Job: Determine which lines contain the word "Shift", then copy those lines.

Extracted records:
•••

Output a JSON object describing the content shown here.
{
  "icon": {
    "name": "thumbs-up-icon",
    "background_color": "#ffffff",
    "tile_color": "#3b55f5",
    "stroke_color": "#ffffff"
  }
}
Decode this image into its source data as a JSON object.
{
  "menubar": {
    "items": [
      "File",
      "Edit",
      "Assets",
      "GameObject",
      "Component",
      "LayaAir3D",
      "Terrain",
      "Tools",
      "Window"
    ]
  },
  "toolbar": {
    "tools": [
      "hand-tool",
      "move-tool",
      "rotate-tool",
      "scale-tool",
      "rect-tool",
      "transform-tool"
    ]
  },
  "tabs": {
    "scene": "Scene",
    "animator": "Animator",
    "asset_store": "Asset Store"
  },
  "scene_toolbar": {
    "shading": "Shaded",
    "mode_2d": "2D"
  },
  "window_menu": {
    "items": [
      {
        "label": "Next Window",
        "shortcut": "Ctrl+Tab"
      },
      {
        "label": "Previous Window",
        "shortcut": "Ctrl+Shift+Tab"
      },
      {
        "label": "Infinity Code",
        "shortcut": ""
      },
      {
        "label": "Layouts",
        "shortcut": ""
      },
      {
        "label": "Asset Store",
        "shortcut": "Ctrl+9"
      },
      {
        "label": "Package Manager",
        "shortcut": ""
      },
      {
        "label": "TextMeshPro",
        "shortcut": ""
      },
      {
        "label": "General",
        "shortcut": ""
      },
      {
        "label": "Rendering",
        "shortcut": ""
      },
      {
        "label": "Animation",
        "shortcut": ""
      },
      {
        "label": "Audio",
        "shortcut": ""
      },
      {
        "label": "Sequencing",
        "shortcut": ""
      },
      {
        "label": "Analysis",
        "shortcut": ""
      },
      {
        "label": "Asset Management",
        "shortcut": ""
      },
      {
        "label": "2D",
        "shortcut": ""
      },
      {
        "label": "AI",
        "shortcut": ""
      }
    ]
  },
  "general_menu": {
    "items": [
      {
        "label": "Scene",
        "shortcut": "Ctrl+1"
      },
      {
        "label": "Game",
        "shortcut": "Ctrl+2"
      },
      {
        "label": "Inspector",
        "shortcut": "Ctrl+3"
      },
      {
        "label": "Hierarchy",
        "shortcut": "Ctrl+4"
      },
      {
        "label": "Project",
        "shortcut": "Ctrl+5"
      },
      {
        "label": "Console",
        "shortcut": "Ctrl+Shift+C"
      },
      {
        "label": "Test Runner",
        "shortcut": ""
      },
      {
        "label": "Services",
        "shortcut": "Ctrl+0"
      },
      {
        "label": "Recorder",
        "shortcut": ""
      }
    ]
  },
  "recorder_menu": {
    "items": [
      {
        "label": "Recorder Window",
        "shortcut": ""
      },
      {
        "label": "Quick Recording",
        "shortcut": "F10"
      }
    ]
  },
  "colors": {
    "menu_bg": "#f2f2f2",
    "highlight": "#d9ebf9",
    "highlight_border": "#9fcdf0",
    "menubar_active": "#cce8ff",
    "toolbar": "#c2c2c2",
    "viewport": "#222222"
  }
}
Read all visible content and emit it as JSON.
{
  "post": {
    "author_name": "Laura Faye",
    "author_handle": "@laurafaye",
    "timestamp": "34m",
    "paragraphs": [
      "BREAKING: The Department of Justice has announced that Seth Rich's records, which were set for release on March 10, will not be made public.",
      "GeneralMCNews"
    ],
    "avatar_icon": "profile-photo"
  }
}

•••

Written answer:
        "shortcut": "Ctrl+Shift+Tab"
        "shortcut": "Ctrl+Shift+C"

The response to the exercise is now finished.